> **SHORT EXERCISE**
Transcribe all of the material exactly, except for its pictures.

> **Recorded data**
Begin

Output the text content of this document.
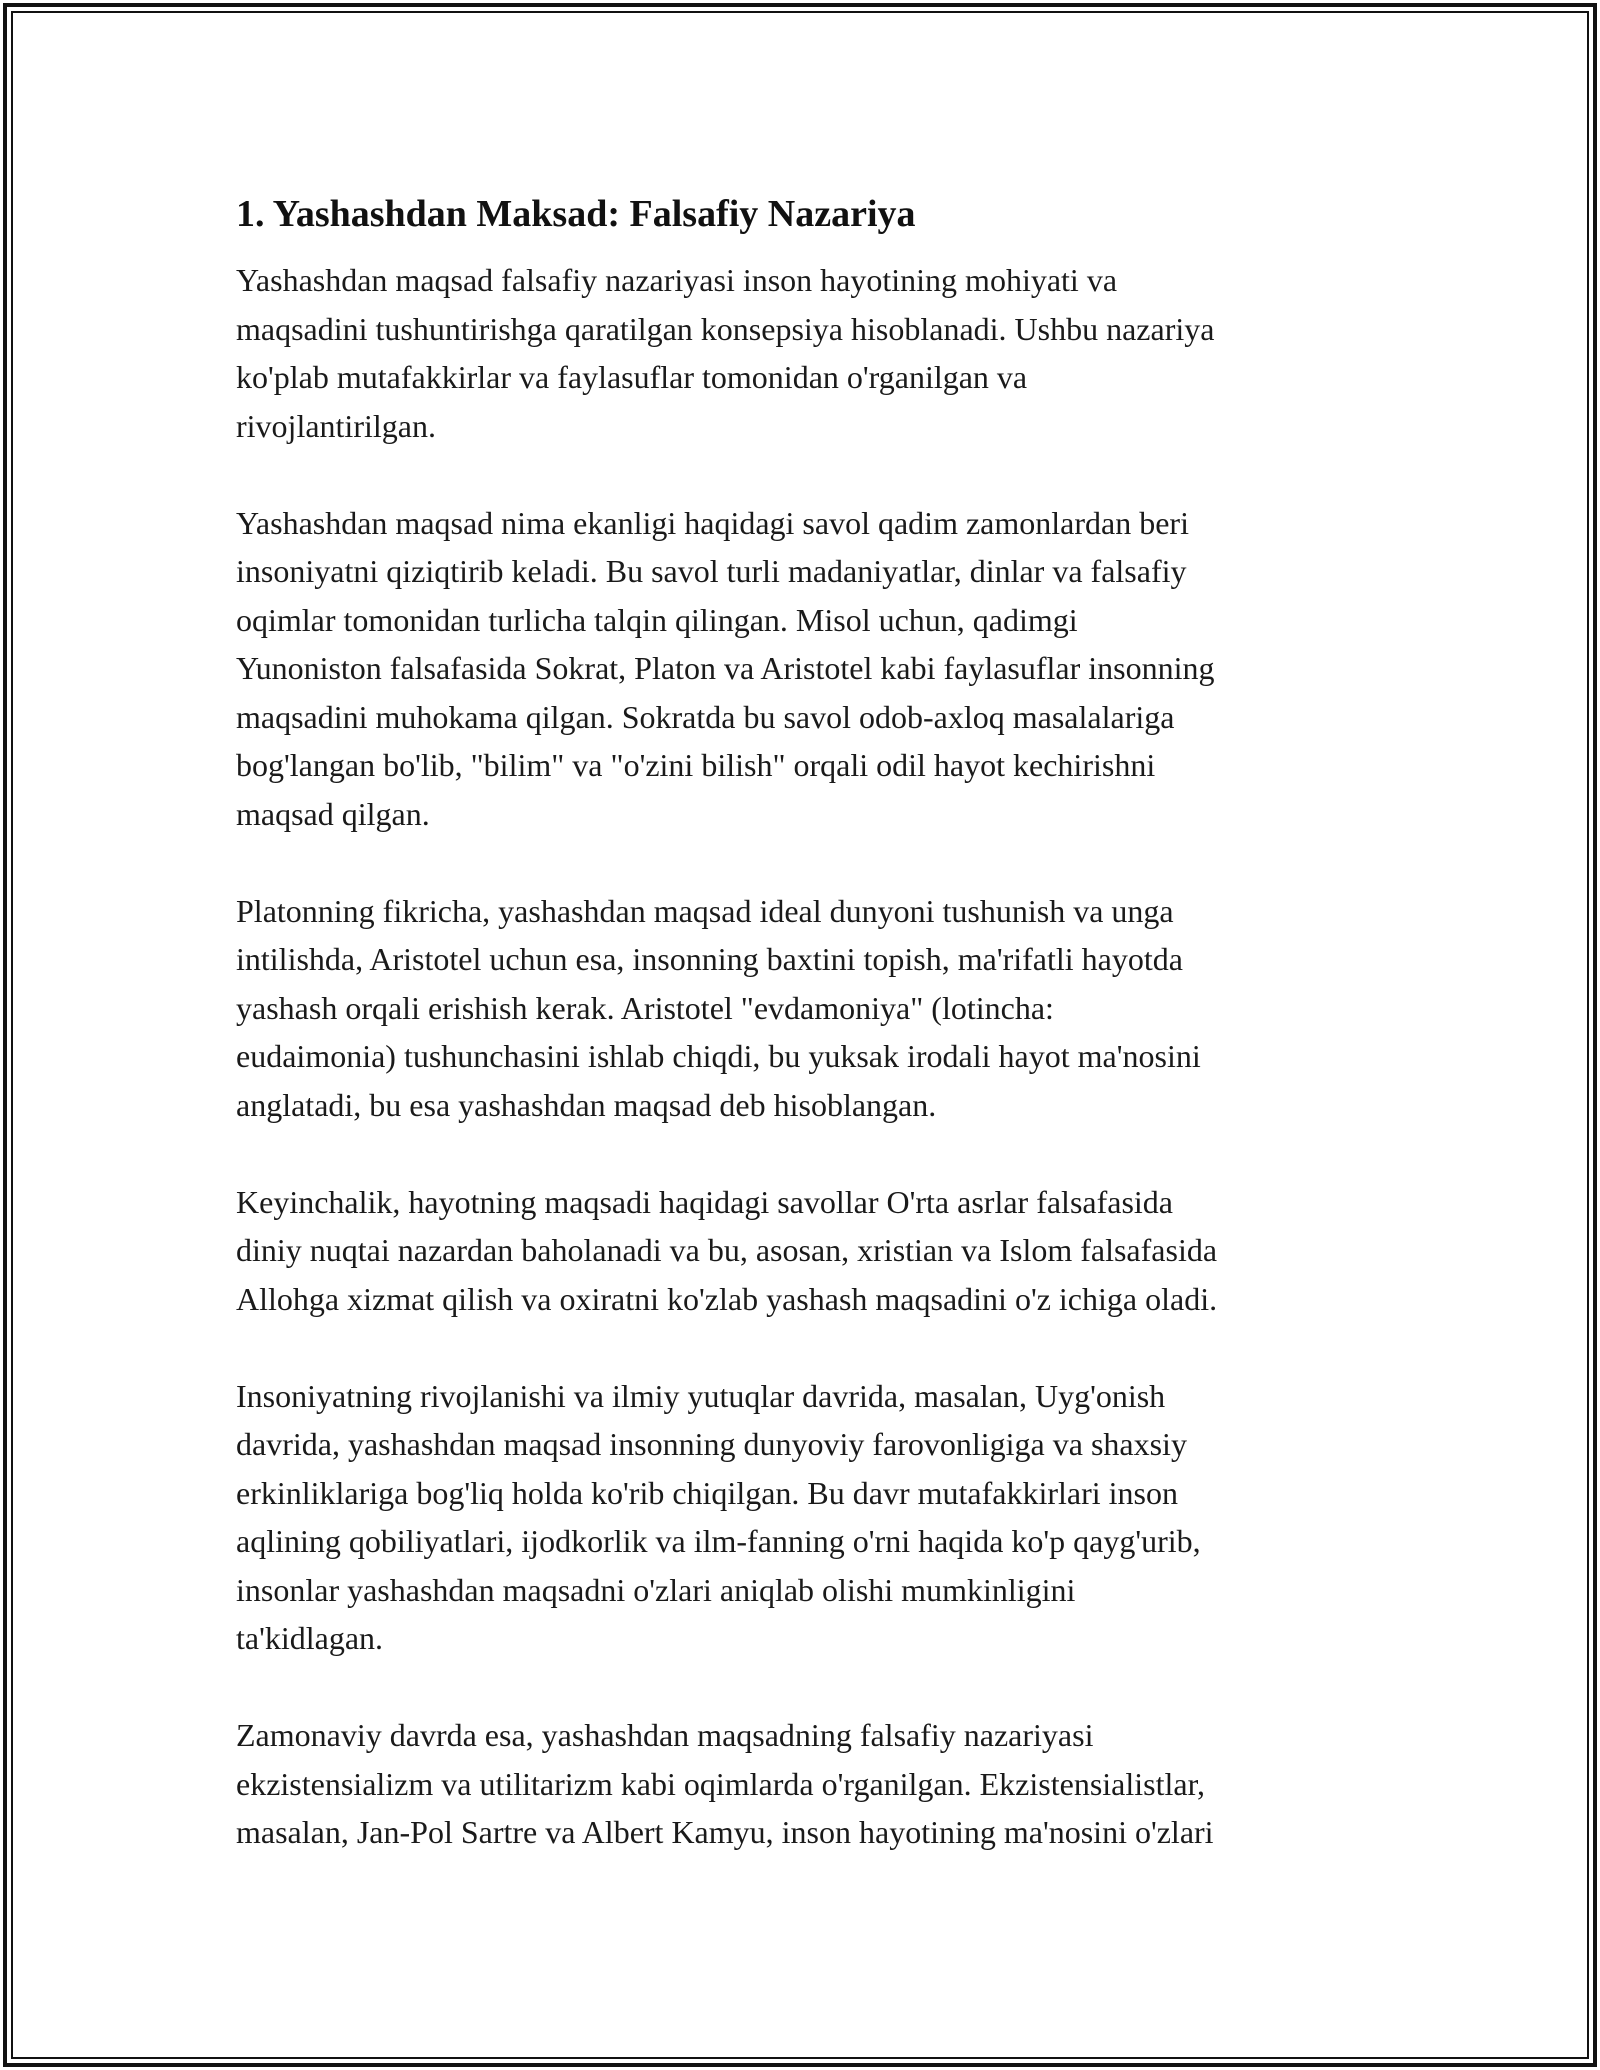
1. Yashashdan Maksad: Falsafiy Nazariya
Yashashdan maqsad falsafiy nazariyasi inson hayotining mohiyati va
maqsadini tushuntirishga qaratilgan konsepsiya hisoblanadi. Ushbu nazariya
ko'plab mutafakkirlar va faylasuflar tomonidan o'rganilgan va
rivojlantirilgan.
Yashashdan maqsad nima ekanligi haqidagi savol qadim zamonlardan beri
insoniyatni qiziqtirib keladi. Bu savol turli madaniyatlar, dinlar va falsafiy
oqimlar tomonidan turlicha talqin qilingan. Misol uchun, qadimgi
Yunoniston falsafasida Sokrat, Platon va Aristotel kabi faylasuflar insonning
maqsadini muhokama qilgan. Sokratda bu savol odob-axloq masalalariga
bog'langan bo'lib, "bilim" va "o'zini bilish" orqali odil hayot kechirishni
maqsad qilgan.
Platonning fikricha, yashashdan maqsad ideal dunyoni tushunish va unga
intilishda, Aristotel uchun esa, insonning baxtini topish, ma'rifatli hayotda
yashash orqali erishish kerak. Aristotel "evdamoniya" (lotincha:
eudaimonia) tushunchasini ishlab chiqdi, bu yuksak irodali hayot ma'nosini
anglatadi, bu esa yashashdan maqsad deb hisoblangan.
Keyinchalik, hayotning maqsadi haqidagi savollar O'rta asrlar falsafasida
diniy nuqtai nazardan baholanadi va bu, asosan, xristian va Islom falsafasida
Allohga xizmat qilish va oxiratni ko'zlab yashash maqsadini o'z ichiga oladi.
Insoniyatning rivojlanishi va ilmiy yutuqlar davrida, masalan, Uyg'onish
davrida, yashashdan maqsad insonning dunyoviy farovonligiga va shaxsiy
erkinliklariga bog'liq holda ko'rib chiqilgan. Bu davr mutafakkirlari inson
aqlining qobiliyatlari, ijodkorlik va ilm-fanning o'rni haqida ko'p qayg'urib,
insonlar yashashdan maqsadni o'zlari aniqlab olishi mumkinligini
ta'kidlagan.
Zamonaviy davrda esa, yashashdan maqsadning falsafiy nazariyasi
ekzistensializm va utilitarizm kabi oqimlarda o'rganilgan. Ekzistensialistlar,
masalan, Jan-Pol Sartre va Albert Kamyu, inson hayotining ma'nosini o'zlari
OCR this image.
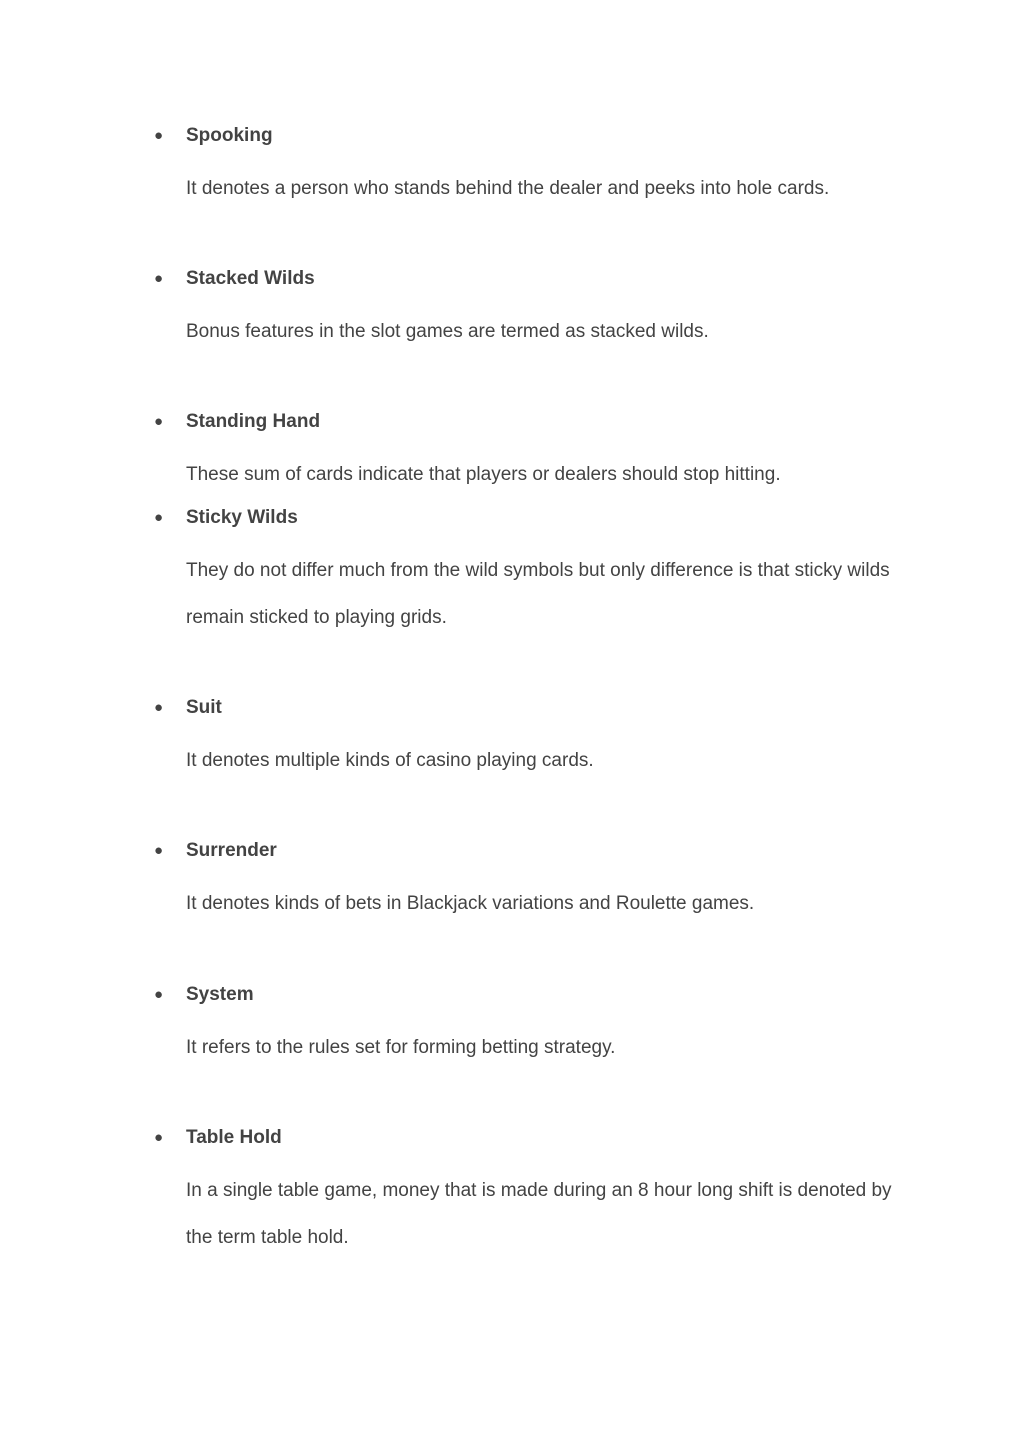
● Spooking

It denotes a person who stands behind the dealer and peeks into hole cards.

● Stacked Wilds

Bonus features in the slot games are termed as stacked wilds.

● Standing Hand

These sum of cards indicate that players or dealers should stop hitting.

● Sticky Wilds

They do not differ much from the wild symbols but only difference is that sticky wilds remain sticked to playing grids.

● Suit

It denotes multiple kinds of casino playing cards.

● Surrender

It denotes kinds of bets in Blackjack variations and Roulette games.

● System

It refers to the rules set for forming betting strategy.

● Table Hold

In a single table game, money that is made during an 8 hour long shift is denoted by the term table hold.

End

> **OUTPUT OF THE EXERCISE**
Output the text content of this document.
1. Yashashdan Maksad: Falsafiy Nazariya
Yashashdan maqsad falsafiy nazariyasi inson hayotining mohiyati va
maqsadini tushuntirishga qaratilgan konsepsiya hisoblanadi. Ushbu nazariya
ko'plab mutafakkirlar va faylasuflar tomonidan o'rganilgan va
rivojlantirilgan.
Yashashdan maqsad nima ekanligi haqidagi savol qadim zamonlardan beri
insoniyatni qiziqtirib keladi. Bu savol turli madaniyatlar, dinlar va falsafiy
oqimlar tomonidan turlicha talqin qilingan. Misol uchun, qadimgi
Yunoniston falsafasida Sokrat, Platon va Aristotel kabi faylasuflar insonning
maqsadini muhokama qilgan. Sokratda bu savol odob-axloq masalalariga
bog'langan bo'lib, "bilim" va "o'zini bilish" orqali odil hayot kechirishni
maqsad qilgan.
Platonning fikricha, yashashdan maqsad ideal dunyoni tushunish va unga
intilishda, Aristotel uchun esa, insonning baxtini topish, ma'rifatli hayotda
yashash orqali erishish kerak. Aristotel "evdamoniya" (lotincha:
eudaimonia) tushunchasini ishlab chiqdi, bu yuksak irodali hayot ma'nosini
anglatadi, bu esa yashashdan maqsad deb hisoblangan.
Keyinchalik, hayotning maqsadi haqidagi savollar O'rta asrlar falsafasida
diniy nuqtai nazardan baholanadi va bu, asosan, xristian va Islom falsafasida
Allohga xizmat qilish va oxiratni ko'zlab yashash maqsadini o'z ichiga oladi.
Insoniyatning rivojlanishi va ilmiy yutuqlar davrida, masalan, Uyg'onish
davrida, yashashdan maqsad insonning dunyoviy farovonligiga va shaxsiy
erkinliklariga bog'liq holda ko'rib chiqilgan. Bu davr mutafakkirlari inson
aqlining qobiliyatlari, ijodkorlik va ilm-fanning o'rni haqida ko'p qayg'urib,
insonlar yashashdan maqsadni o'zlari aniqlab olishi mumkinligini
ta'kidlagan.
Zamonaviy davrda esa, yashashdan maqsadning falsafiy nazariyasi
ekzistensializm va utilitarizm kabi oqimlarda o'rganilgan. Ekzistensialistlar,
masalan, Jan-Pol Sartre va Albert Kamyu, inson hayotining ma'nosini o'zlari
OCR this image.
● Spooking

It denotes a person who stands behind the dealer and peeks into hole cards.

● Stacked Wilds

Bonus features in the slot games are termed as stacked wilds.

● Standing Hand

These sum of cards indicate that players or dealers should stop hitting.

● Sticky Wilds

They do not differ much from the wild symbols but only difference is that sticky wilds remain sticked to playing grids.

● Suit

It denotes multiple kinds of casino playing cards.

● Surrender

It denotes kinds of bets in Blackjack variations and Roulette games.

● System

It refers to the rules set for forming betting strategy.

● Table Hold

In a single table game, money that is made during an 8 hour long shift is denoted by the term table hold.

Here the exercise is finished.